▶ WHAT IS REQUIRED
Each entry below is to be transcribed exactly.

— START OF INFORMATION SHOWN —

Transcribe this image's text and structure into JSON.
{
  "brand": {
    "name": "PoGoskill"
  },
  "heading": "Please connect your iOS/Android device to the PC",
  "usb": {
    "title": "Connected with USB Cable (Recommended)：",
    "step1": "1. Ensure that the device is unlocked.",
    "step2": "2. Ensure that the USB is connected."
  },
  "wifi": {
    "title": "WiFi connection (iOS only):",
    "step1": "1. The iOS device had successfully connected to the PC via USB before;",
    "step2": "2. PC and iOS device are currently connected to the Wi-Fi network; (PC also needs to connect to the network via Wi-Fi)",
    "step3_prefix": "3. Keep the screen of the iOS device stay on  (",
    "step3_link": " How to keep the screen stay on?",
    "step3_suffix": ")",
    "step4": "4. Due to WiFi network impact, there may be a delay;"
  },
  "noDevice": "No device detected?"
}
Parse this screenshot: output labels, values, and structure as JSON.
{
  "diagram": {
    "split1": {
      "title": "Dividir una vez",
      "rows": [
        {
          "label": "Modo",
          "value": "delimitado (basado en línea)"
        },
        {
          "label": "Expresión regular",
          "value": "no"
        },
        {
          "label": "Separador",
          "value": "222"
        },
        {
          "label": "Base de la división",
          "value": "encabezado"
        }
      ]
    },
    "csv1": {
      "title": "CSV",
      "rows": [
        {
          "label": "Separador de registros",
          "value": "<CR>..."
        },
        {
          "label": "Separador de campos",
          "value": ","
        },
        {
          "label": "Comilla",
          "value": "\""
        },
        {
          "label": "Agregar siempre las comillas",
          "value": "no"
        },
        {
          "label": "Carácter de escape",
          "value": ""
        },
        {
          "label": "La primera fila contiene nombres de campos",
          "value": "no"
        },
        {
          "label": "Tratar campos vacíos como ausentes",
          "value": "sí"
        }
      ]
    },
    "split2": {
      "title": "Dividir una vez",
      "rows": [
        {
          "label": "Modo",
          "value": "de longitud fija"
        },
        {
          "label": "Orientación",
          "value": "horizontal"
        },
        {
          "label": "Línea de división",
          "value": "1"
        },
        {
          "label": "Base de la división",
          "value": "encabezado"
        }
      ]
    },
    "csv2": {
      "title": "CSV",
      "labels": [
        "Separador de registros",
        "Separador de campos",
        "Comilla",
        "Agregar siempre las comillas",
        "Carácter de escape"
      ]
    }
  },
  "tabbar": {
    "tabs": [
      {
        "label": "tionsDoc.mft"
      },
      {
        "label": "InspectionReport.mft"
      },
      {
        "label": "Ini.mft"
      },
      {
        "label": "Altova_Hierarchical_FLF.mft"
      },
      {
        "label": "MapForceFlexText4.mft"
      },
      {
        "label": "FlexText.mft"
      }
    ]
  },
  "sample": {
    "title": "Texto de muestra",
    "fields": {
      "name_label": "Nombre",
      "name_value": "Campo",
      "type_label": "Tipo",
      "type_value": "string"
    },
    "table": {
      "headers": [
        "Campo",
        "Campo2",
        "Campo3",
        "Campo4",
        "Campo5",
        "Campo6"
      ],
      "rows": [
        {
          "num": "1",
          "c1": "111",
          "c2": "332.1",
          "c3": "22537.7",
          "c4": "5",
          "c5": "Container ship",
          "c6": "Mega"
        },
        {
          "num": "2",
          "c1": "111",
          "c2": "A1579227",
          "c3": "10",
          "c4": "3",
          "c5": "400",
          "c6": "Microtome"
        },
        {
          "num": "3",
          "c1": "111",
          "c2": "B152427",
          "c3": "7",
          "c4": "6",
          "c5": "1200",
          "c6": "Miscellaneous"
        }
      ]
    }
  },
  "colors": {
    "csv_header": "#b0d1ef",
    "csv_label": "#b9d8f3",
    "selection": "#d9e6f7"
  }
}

— END OF INFORMATION SHOWN —

▶ ANSWER FOR THE TASK
Transcribe this image's text and structure into JSON.
{
  "brand": {
    "name": "PoGoskill"
  },
  "heading": "Please connect your iOS/Android device to the PC",
  "usb": {
    "title": "Connected with USB Cable (Recommended)：",
    "step1": "1. Ensure that the device is unlocked.",
    "step2": "2. Ensure that the USB is connected."
  },
  "wifi": {
    "title": "WiFi connection (iOS only):",
    "step1": "1. The iOS device had successfully connected to the PC via USB before;",
    "step2": "2. PC and iOS device are currently connected to the Wi-Fi network; (PC also needs to connect to the network via Wi-Fi)",
    "step3_prefix": "3. Keep the screen of the iOS device stay on  (",
    "step3_link": " How to keep the screen stay on?",
    "step3_suffix": ")",
    "step4": "4. Due to WiFi network impact, there may be a delay;"
  },
  "noDevice": "No device detected?"
}
Parse this screenshot: output labels, values, and structure as JSON.
{
  "diagram": {
    "split1": {
      "title": "Dividir una vez",
      "rows": [
        {
          "label": "Modo",
          "value": "delimitado (basado en línea)"
        },
        {
          "label": "Expresión regular",
          "value": "no"
        },
        {
          "label": "Separador",
          "value": "222"
        },
        {
          "label": "Base de la división",
          "value": "encabezado"
        }
      ]
    },
    "csv1": {
      "title": "CSV",
      "rows": [
        {
          "label": "Separador de registros",
          "value": "<CR>..."
        },
        {
          "label": "Separador de campos",
          "value": ","
        },
        {
          "label": "Comilla",
          "value": "\""
        },
        {
          "label": "Agregar siempre las comillas",
          "value": "no"
        },
        {
          "label": "Carácter de escape",
          "value": ""
        },
        {
          "label": "La primera fila contiene nombres de campos",
          "value": "no"
        },
        {
          "label": "Tratar campos vacíos como ausentes",
          "value": "sí"
        }
      ]
    },
    "split2": {
      "title": "Dividir una vez",
      "rows": [
        {
          "label": "Modo",
          "value": "de longitud fija"
        },
        {
          "label": "Orientación",
          "value": "horizontal"
        },
        {
          "label": "Línea de división",
          "value": "1"
        },
        {
          "label": "Base de la división",
          "value": "encabezado"
        }
      ]
    },
    "csv2": {
      "title": "CSV",
      "labels": [
        "Separador de registros",
        "Separador de campos",
        "Comilla",
        "Agregar siempre las comillas",
        "Carácter de escape"
      ]
    }
  },
  "tabbar": {
    "tabs": [
      {
        "label": "tionsDoc.mft"
      },
      {
        "label": "InspectionReport.mft"
      },
      {
        "label": "Ini.mft"
      },
      {
        "label": "Altova_Hierarchical_FLF.mft"
      },
      {
        "label": "MapForceFlexText4.mft"
      },
      {
        "label": "FlexText.mft"
      }
    ]
  },
  "sample": {
    "title": "Texto de muestra",
    "fields": {
      "name_label": "Nombre",
      "name_value": "Campo",
      "type_label": "Tipo",
      "type_value": "string"
    },
    "table": {
      "headers": [
        "Campo",
        "Campo2",
        "Campo3",
        "Campo4",
        "Campo5",
        "Campo6"
      ],
      "rows": [
        {
          "num": "1",
          "c1": "111",
          "c2": "332.1",
          "c3": "22537.7",
          "c4": "5",
          "c5": "Container ship",
          "c6": "Mega"
        },
        {
          "num": "2",
          "c1": "111",
          "c2": "A1579227",
          "c3": "10",
          "c4": "3",
          "c5": "400",
          "c6": "Microtome"
        },
        {
          "num": "3",
          "c1": "111",
          "c2": "B152427",
          "c3": "7",
          "c4": "6",
          "c5": "1200",
          "c6": "Miscellaneous"
        }
      ]
    }
  },
  "colors": {
    "csv_header": "#b0d1ef",
    "csv_label": "#b9d8f3",
    "selection": "#d9e6f7"
  }
}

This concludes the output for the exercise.